--- START OF Supplied records ---

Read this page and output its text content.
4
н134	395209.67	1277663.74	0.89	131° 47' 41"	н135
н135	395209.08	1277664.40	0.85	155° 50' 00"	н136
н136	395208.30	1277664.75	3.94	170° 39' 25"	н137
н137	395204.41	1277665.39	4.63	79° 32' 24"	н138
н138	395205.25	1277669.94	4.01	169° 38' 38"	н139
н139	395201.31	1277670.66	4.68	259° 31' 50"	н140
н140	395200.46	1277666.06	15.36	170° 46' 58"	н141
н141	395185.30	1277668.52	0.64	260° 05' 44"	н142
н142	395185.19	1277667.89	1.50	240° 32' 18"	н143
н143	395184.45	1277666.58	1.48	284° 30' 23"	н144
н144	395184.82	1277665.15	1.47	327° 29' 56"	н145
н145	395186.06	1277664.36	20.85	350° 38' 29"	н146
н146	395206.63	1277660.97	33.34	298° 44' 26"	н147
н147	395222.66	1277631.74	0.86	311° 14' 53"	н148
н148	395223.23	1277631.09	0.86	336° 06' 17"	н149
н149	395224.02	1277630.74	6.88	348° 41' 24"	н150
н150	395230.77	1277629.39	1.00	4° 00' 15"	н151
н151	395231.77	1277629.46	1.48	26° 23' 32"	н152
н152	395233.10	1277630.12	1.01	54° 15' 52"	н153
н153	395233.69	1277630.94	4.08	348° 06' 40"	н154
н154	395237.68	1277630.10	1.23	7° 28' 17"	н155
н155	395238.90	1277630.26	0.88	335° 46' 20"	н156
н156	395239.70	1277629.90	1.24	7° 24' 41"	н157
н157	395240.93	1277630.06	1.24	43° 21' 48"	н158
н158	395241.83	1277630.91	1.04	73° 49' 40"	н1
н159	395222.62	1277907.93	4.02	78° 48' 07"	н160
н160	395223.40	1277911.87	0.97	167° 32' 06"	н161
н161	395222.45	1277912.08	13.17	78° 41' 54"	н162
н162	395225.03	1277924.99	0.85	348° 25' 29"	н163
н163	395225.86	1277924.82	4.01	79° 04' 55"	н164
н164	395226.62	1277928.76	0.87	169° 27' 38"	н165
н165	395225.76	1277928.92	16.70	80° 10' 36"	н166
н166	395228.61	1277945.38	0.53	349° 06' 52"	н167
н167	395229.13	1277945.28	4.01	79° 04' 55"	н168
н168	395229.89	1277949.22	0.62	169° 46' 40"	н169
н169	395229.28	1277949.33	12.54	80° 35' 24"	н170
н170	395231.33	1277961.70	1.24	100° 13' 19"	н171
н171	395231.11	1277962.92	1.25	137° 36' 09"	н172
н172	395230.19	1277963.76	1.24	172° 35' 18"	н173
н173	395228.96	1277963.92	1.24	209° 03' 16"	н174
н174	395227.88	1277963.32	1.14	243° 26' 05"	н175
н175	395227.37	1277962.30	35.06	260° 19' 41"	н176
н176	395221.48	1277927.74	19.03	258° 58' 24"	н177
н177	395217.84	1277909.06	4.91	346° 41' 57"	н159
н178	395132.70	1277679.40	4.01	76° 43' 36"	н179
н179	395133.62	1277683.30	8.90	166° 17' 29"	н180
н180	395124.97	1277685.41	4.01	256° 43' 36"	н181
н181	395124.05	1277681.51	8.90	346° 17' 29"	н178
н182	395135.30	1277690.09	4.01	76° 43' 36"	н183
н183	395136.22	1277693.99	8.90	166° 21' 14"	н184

--- END OF Supplied records ---

- Aim of the task:
Retype all of the entries precisely as they are.

- Exercise answer:
Read this page and output its text content.
4
н134	395209.67	1277663.74	0.89	131° 47' 41"	н135
н135	395209.08	1277664.40	0.85	155° 50' 00"	н136
н136	395208.30	1277664.75	3.94	170° 39' 25"	н137
н137	395204.41	1277665.39	4.63	79° 32' 24"	н138
н138	395205.25	1277669.94	4.01	169° 38' 38"	н139
н139	395201.31	1277670.66	4.68	259° 31' 50"	н140
н140	395200.46	1277666.06	15.36	170° 46' 58"	н141
н141	395185.30	1277668.52	0.64	260° 05' 44"	н142
н142	395185.19	1277667.89	1.50	240° 32' 18"	н143
н143	395184.45	1277666.58	1.48	284° 30' 23"	н144
н144	395184.82	1277665.15	1.47	327° 29' 56"	н145
н145	395186.06	1277664.36	20.85	350° 38' 29"	н146
н146	395206.63	1277660.97	33.34	298° 44' 26"	н147
н147	395222.66	1277631.74	0.86	311° 14' 53"	н148
н148	395223.23	1277631.09	0.86	336° 06' 17"	н149
н149	395224.02	1277630.74	6.88	348° 41' 24"	н150
н150	395230.77	1277629.39	1.00	4° 00' 15"	н151
н151	395231.77	1277629.46	1.48	26° 23' 32"	н152
н152	395233.10	1277630.12	1.01	54° 15' 52"	н153
н153	395233.69	1277630.94	4.08	348° 06' 40"	н154
н154	395237.68	1277630.10	1.23	7° 28' 17"	н155
н155	395238.90	1277630.26	0.88	335° 46' 20"	н156
н156	395239.70	1277629.90	1.24	7° 24' 41"	н157
н157	395240.93	1277630.06	1.24	43° 21' 48"	н158
н158	395241.83	1277630.91	1.04	73° 49' 40"	н1
н159	395222.62	1277907.93	4.02	78° 48' 07"	н160
н160	395223.40	1277911.87	0.97	167° 32' 06"	н161
н161	395222.45	1277912.08	13.17	78° 41' 54"	н162
н162	395225.03	1277924.99	0.85	348° 25' 29"	н163
н163	395225.86	1277924.82	4.01	79° 04' 55"	н164
н164	395226.62	1277928.76	0.87	169° 27' 38"	н165
н165	395225.76	1277928.92	16.70	80° 10' 36"	н166
н166	395228.61	1277945.38	0.53	349° 06' 52"	н167
н167	395229.13	1277945.28	4.01	79° 04' 55"	н168
н168	395229.89	1277949.22	0.62	169° 46' 40"	н169
н169	395229.28	1277949.33	12.54	80° 35' 24"	н170
н170	395231.33	1277961.70	1.24	100° 13' 19"	н171
н171	395231.11	1277962.92	1.25	137° 36' 09"	н172
н172	395230.19	1277963.76	1.24	172° 35' 18"	н173
н173	395228.96	1277963.92	1.24	209° 03' 16"	н174
н174	395227.88	1277963.32	1.14	243° 26' 05"	н175
н175	395227.37	1277962.30	35.06	260° 19' 41"	н176
н176	395221.48	1277927.74	19.03	258° 58' 24"	н177
н177	395217.84	1277909.06	4.91	346° 41' 57"	н159
н178	395132.70	1277679.40	4.01	76° 43' 36"	н179
н179	395133.62	1277683.30	8.90	166° 17' 29"	н180
н180	395124.97	1277685.41	4.01	256° 43' 36"	н181
н181	395124.05	1277681.51	8.90	346° 17' 29"	н178
н182	395135.30	1277690.09	4.01	76° 43' 36"	н183
н183	395136.22	1277693.99	8.90	166° 21' 14"	н184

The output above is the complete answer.